Directions for this task: Without the images, write out the whole listing exactly.
++++ Data for the task ++++
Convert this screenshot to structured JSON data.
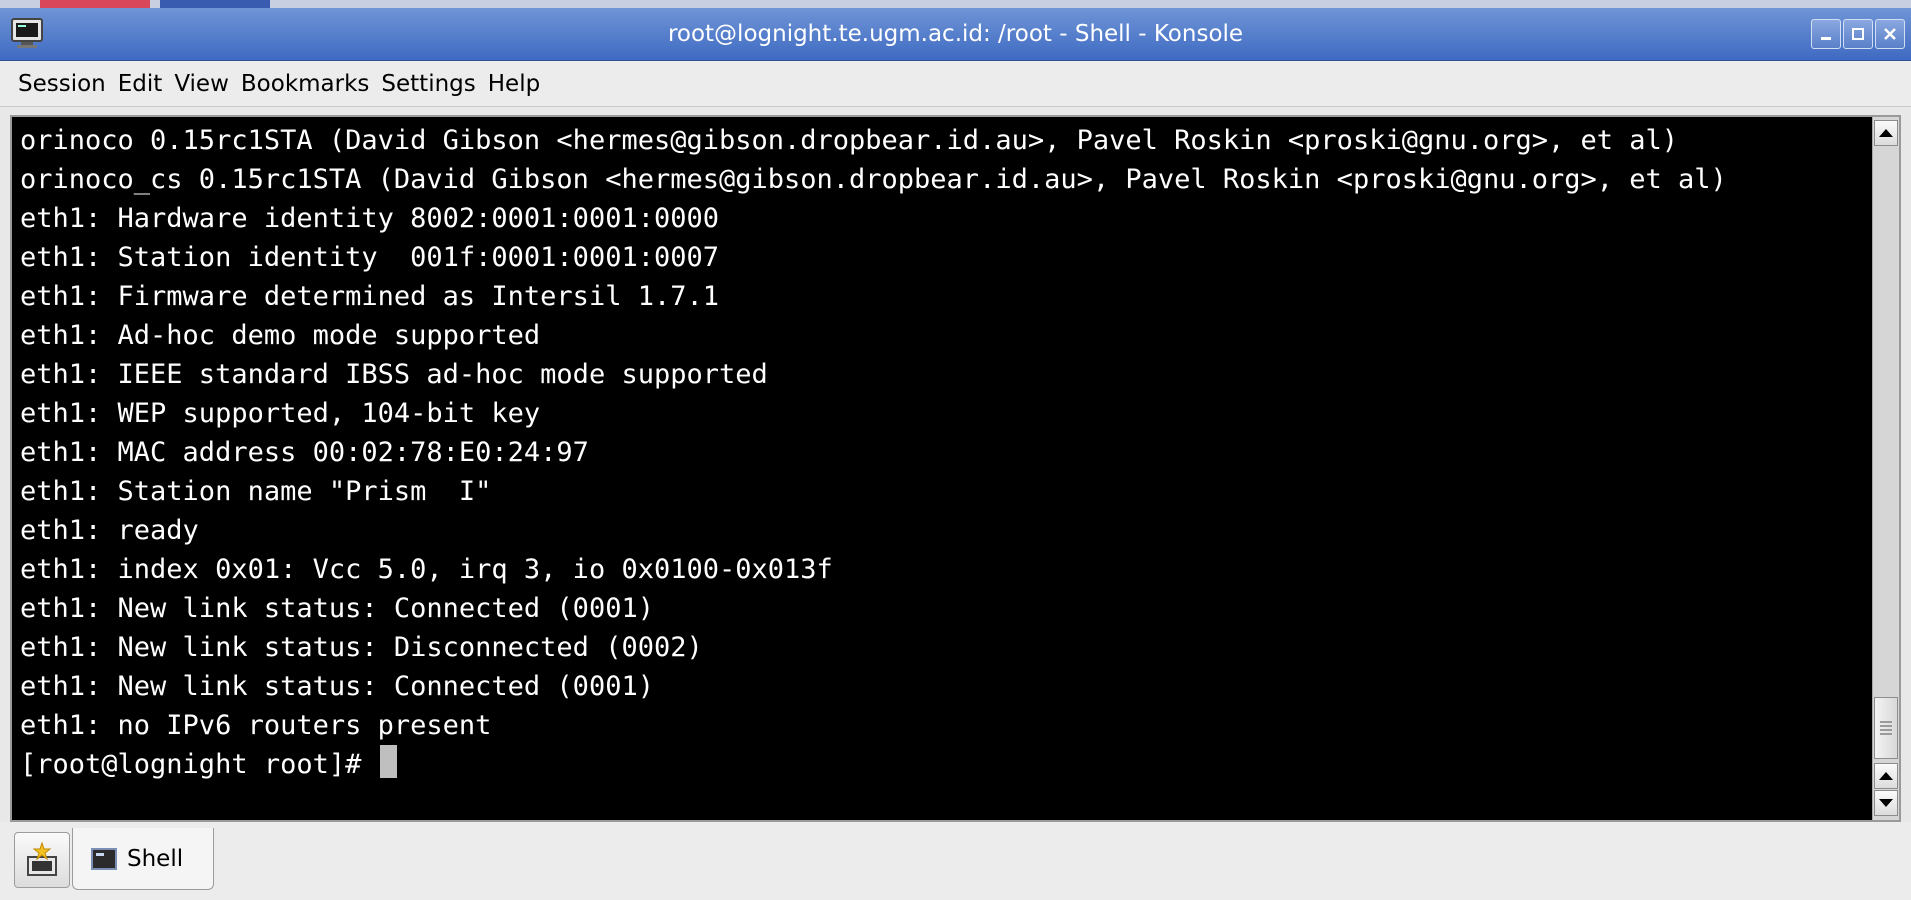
{
  "window": {
    "title": "root@lognight.te.ugm.ac.id: /root - Shell - Konsole"
  },
  "menu": {
    "items": [
      "Session",
      "Edit",
      "View",
      "Bookmarks",
      "Settings",
      "Help"
    ]
  },
  "terminal": {
    "lines": [
      "orinoco 0.15rc1STA (David Gibson <hermes@gibson.dropbear.id.au>, Pavel Roskin <proski@gnu.org>, et al)",
      "orinoco_cs 0.15rc1STA (David Gibson <hermes@gibson.dropbear.id.au>, Pavel Roskin <proski@gnu.org>, et al)",
      "eth1: Hardware identity 8002:0001:0001:0000",
      "eth1: Station identity  001f:0001:0001:0007",
      "eth1: Firmware determined as Intersil 1.7.1",
      "eth1: Ad-hoc demo mode supported",
      "eth1: IEEE standard IBSS ad-hoc mode supported",
      "eth1: WEP supported, 104-bit key",
      "eth1: MAC address 00:02:78:E0:24:97",
      "eth1: Station name \"Prism  I\"",
      "eth1: ready",
      "eth1: index 0x01: Vcc 5.0, irq 3, io 0x0100-0x013f",
      "eth1: New link status: Connected (0001)",
      "eth1: New link status: Disconnected (0002)",
      "eth1: New link status: Connected (0001)",
      "eth1: no IPv6 routers present"
    ],
    "prompt": "[root@lognight root]# "
  },
  "tabs": {
    "items": [
      {
        "label": "Shell",
        "icon": "terminal-icon"
      }
    ],
    "new_tab_icon": "new-session-icon"
  },
  "icons": {
    "window": "konsole-icon",
    "minimize": "minimize-icon",
    "maximize": "maximize-icon",
    "close": "close-icon"
  },
  "colors": {
    "titlebar": "#4f78c8",
    "terminal_bg": "#000000",
    "terminal_fg": "#ffffff",
    "chrome": "#ececec"
  }
}
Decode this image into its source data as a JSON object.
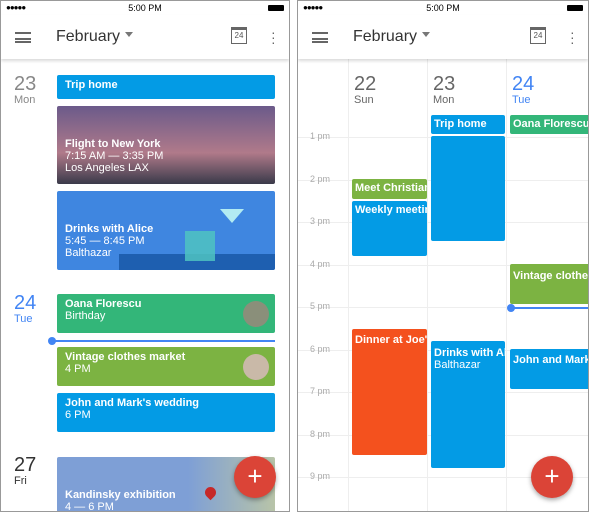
{
  "status": {
    "time": "5:00 PM",
    "signal": "●●●●●"
  },
  "header": {
    "title": "February",
    "calendar_day": "24"
  },
  "schedule": {
    "days": [
      {
        "num": "23",
        "wd": "Mon"
      },
      {
        "num": "24",
        "wd": "Tue"
      },
      {
        "num": "27",
        "wd": "Fri"
      }
    ],
    "events": [
      {
        "title": "Trip home"
      },
      {
        "title": "Flight to New York",
        "line1": "7:15 AM — 3:35 PM",
        "line2": "Los Angeles LAX"
      },
      {
        "title": "Drinks with Alice",
        "line1": "5:45 — 8:45 PM",
        "line2": "Balthazar"
      },
      {
        "title": "Oana Florescu",
        "line1": "Birthday"
      },
      {
        "title": "Vintage clothes market",
        "line1": "4 PM"
      },
      {
        "title": "John and Mark's wedding",
        "line1": "6 PM"
      },
      {
        "title": "Kandinsky exhibition",
        "line1": "4 — 6 PM"
      }
    ]
  },
  "week": {
    "days": [
      {
        "num": "22",
        "wd": "Sun"
      },
      {
        "num": "23",
        "wd": "Mon"
      },
      {
        "num": "24",
        "wd": "Tue"
      }
    ],
    "hours": [
      "1 pm",
      "2 pm",
      "3 pm",
      "4 pm",
      "5 pm",
      "6 pm",
      "7 pm",
      "8 pm",
      "9 pm"
    ],
    "events": [
      {
        "title": "Trip home"
      },
      {
        "title": "Oana Florescu's birthday"
      },
      {
        "title": "Meet Christian"
      },
      {
        "title": "Weekly meeting"
      },
      {
        "title": "Vintage clothes market"
      },
      {
        "title": "Dinner at Joe's"
      },
      {
        "title": "Drinks with Alice",
        "line1": "Balthazar"
      },
      {
        "title": "John and Mark's wedding"
      }
    ]
  },
  "fab": {
    "label": "+"
  },
  "colors": {
    "blue": "#039be5",
    "green": "#33b679",
    "lime": "#7cb342",
    "orange": "#f4511e",
    "fab": "#db4437",
    "today": "#4285f4"
  }
}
++++
Result:
Convert this screenshot to structured JSON data.
{
  "window": {
    "title": "root@lognight.te.ugm.ac.id: /root - Shell - Konsole"
  },
  "menu": {
    "items": [
      "Session",
      "Edit",
      "View",
      "Bookmarks",
      "Settings",
      "Help"
    ]
  },
  "terminal": {
    "lines": [
      "orinoco 0.15rc1STA (David Gibson <hermes@gibson.dropbear.id.au>, Pavel Roskin <proski@gnu.org>, et al)",
      "orinoco_cs 0.15rc1STA (David Gibson <hermes@gibson.dropbear.id.au>, Pavel Roskin <proski@gnu.org>, et al)",
      "eth1: Hardware identity 8002:0001:0001:0000",
      "eth1: Station identity  001f:0001:0001:0007",
      "eth1: Firmware determined as Intersil 1.7.1",
      "eth1: Ad-hoc demo mode supported",
      "eth1: IEEE standard IBSS ad-hoc mode supported",
      "eth1: WEP supported, 104-bit key",
      "eth1: MAC address 00:02:78:E0:24:97",
      "eth1: Station name \"Prism  I\"",
      "eth1: ready",
      "eth1: index 0x01: Vcc 5.0, irq 3, io 0x0100-0x013f",
      "eth1: New link status: Connected (0001)",
      "eth1: New link status: Disconnected (0002)",
      "eth1: New link status: Connected (0001)",
      "eth1: no IPv6 routers present"
    ],
    "prompt": "[root@lognight root]# "
  },
  "tabs": {
    "items": [
      {
        "label": "Shell",
        "icon": "terminal-icon"
      }
    ],
    "new_tab_icon": "new-session-icon"
  },
  "icons": {
    "window": "konsole-icon",
    "minimize": "minimize-icon",
    "maximize": "maximize-icon",
    "close": "close-icon"
  },
  "colors": {
    "titlebar": "#4f78c8",
    "terminal_bg": "#000000",
    "terminal_fg": "#ffffff",
    "chrome": "#ececec"
  }
}
Decode this image into its source data as a JSON object.
{
  "status": {
    "time": "5:00 PM",
    "signal": "●●●●●"
  },
  "header": {
    "title": "February",
    "calendar_day": "24"
  },
  "schedule": {
    "days": [
      {
        "num": "23",
        "wd": "Mon"
      },
      {
        "num": "24",
        "wd": "Tue"
      },
      {
        "num": "27",
        "wd": "Fri"
      }
    ],
    "events": [
      {
        "title": "Trip home"
      },
      {
        "title": "Flight to New York",
        "line1": "7:15 AM — 3:35 PM",
        "line2": "Los Angeles LAX"
      },
      {
        "title": "Drinks with Alice",
        "line1": "5:45 — 8:45 PM",
        "line2": "Balthazar"
      },
      {
        "title": "Oana Florescu",
        "line1": "Birthday"
      },
      {
        "title": "Vintage clothes market",
        "line1": "4 PM"
      },
      {
        "title": "John and Mark's wedding",
        "line1": "6 PM"
      },
      {
        "title": "Kandinsky exhibition",
        "line1": "4 — 6 PM"
      }
    ]
  },
  "week": {
    "days": [
      {
        "num": "22",
        "wd": "Sun"
      },
      {
        "num": "23",
        "wd": "Mon"
      },
      {
        "num": "24",
        "wd": "Tue"
      }
    ],
    "hours": [
      "1 pm",
      "2 pm",
      "3 pm",
      "4 pm",
      "5 pm",
      "6 pm",
      "7 pm",
      "8 pm",
      "9 pm"
    ],
    "events": [
      {
        "title": "Trip home"
      },
      {
        "title": "Oana Florescu's birthday"
      },
      {
        "title": "Meet Christian"
      },
      {
        "title": "Weekly meeting"
      },
      {
        "title": "Vintage clothes market"
      },
      {
        "title": "Dinner at Joe's"
      },
      {
        "title": "Drinks with Alice",
        "line1": "Balthazar"
      },
      {
        "title": "John and Mark's wedding"
      }
    ]
  },
  "fab": {
    "label": "+"
  },
  "colors": {
    "blue": "#039be5",
    "green": "#33b679",
    "lime": "#7cb342",
    "orange": "#f4511e",
    "fab": "#db4437",
    "today": "#4285f4"
  }
}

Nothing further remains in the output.